THE EXERCISE:
Write out every entry precisely as given, leaving the pictures out.

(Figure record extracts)

########################################

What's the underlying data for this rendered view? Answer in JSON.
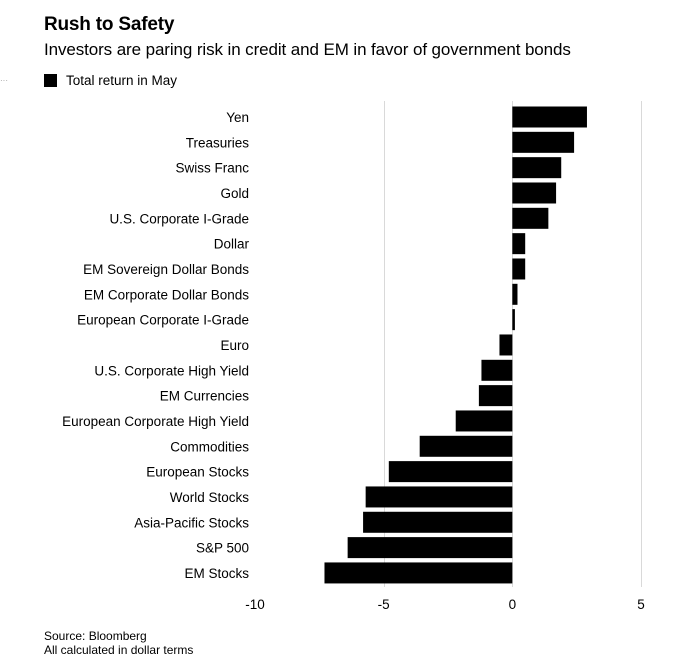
{
  "chart_data": {
    "type": "bar",
    "orientation": "horizontal",
    "title": "Rush to Safety",
    "subtitle": "Investors are paring risk in credit and EM in favor of government bonds",
    "legend": "Total return in May",
    "categories": [
      "Yen",
      "Treasuries",
      "Swiss Franc",
      "Gold",
      "U.S. Corporate I-Grade",
      "Dollar",
      "EM Sovereign Dollar Bonds",
      "EM Corporate Dollar Bonds",
      "European Corporate I-Grade",
      "Euro",
      "U.S. Corporate High Yield",
      "EM Currencies",
      "European Corporate High Yield",
      "Commodities",
      "European Stocks",
      "World Stocks",
      "Asia-Pacific Stocks",
      "S&P 500",
      "EM Stocks"
    ],
    "values": [
      2.9,
      2.4,
      1.9,
      1.7,
      1.4,
      0.5,
      0.5,
      0.2,
      0.1,
      -0.5,
      -1.2,
      -1.3,
      -2.2,
      -3.6,
      -4.8,
      -5.7,
      -5.8,
      -6.4,
      -7.3
    ],
    "xlim": [
      -10,
      5
    ],
    "xticks": [
      -10,
      -5,
      0,
      5
    ],
    "xtick_labels": [
      "-10",
      "-5",
      "0",
      "5"
    ],
    "bar_color": "#000000",
    "grid_color": "#d9d9d9",
    "gridlines": "vertical"
  },
  "footer": {
    "source": "Source: Bloomberg",
    "note": "All calculated in dollar terms"
  }
}
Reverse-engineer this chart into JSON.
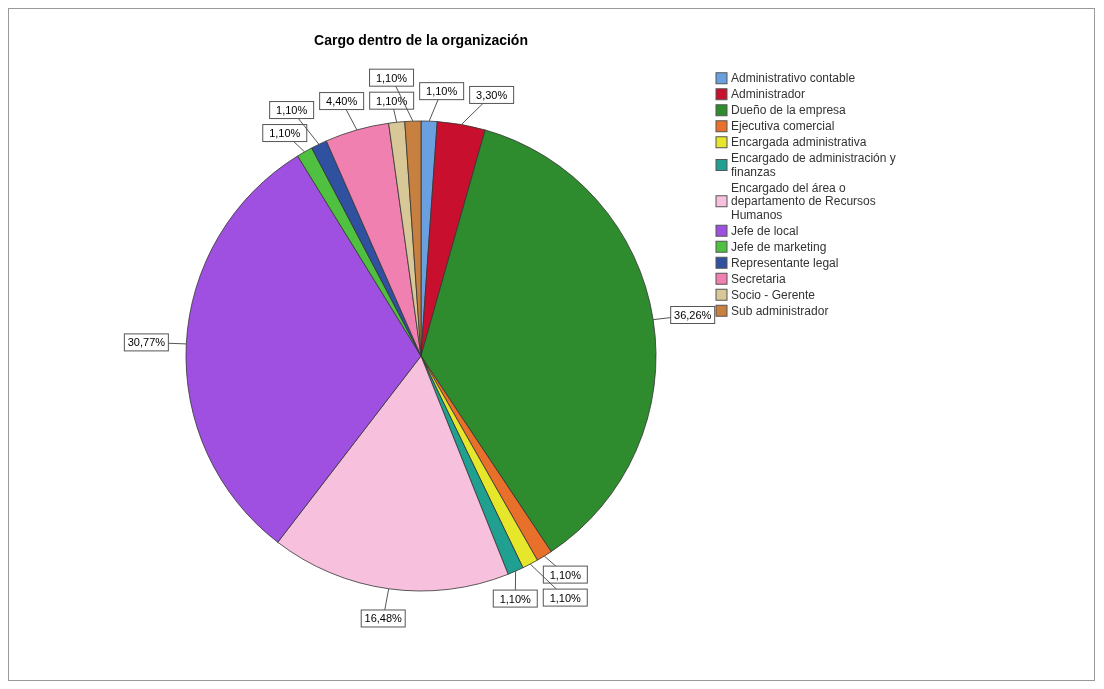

########################################

RESULT OF THIS TASK:
What's the underlying data for this rendered view? Answer in JSON.
{
  "chart_data": {
    "type": "bar",
    "orientation": "horizontal",
    "title": "Rush to Safety",
    "subtitle": "Investors are paring risk in credit and EM in favor of government bonds",
    "legend": "Total return in May",
    "categories": [
      "Yen",
      "Treasuries",
      "Swiss Franc",
      "Gold",
      "U.S. Corporate I-Grade",
      "Dollar",
      "EM Sovereign Dollar Bonds",
      "EM Corporate Dollar Bonds",
      "European Corporate I-Grade",
      "Euro",
      "U.S. Corporate High Yield",
      "EM Currencies",
      "European Corporate High Yield",
      "Commodities",
      "European Stocks",
      "World Stocks",
      "Asia-Pacific Stocks",
      "S&P 500",
      "EM Stocks"
    ],
    "values": [
      2.9,
      2.4,
      1.9,
      1.7,
      1.4,
      0.5,
      0.5,
      0.2,
      0.1,
      -0.5,
      -1.2,
      -1.3,
      -2.2,
      -3.6,
      -4.8,
      -5.7,
      -5.8,
      -6.4,
      -7.3
    ],
    "xlim": [
      -10,
      5
    ],
    "xticks": [
      -10,
      -5,
      0,
      5
    ],
    "xtick_labels": [
      "-10",
      "-5",
      "0",
      "5"
    ],
    "bar_color": "#000000",
    "grid_color": "#d9d9d9",
    "gridlines": "vertical"
  },
  "footer": {
    "source": "Source: Bloomberg",
    "note": "All calculated in dollar terms"
  }
}
Reverse-engineer this chart into JSON.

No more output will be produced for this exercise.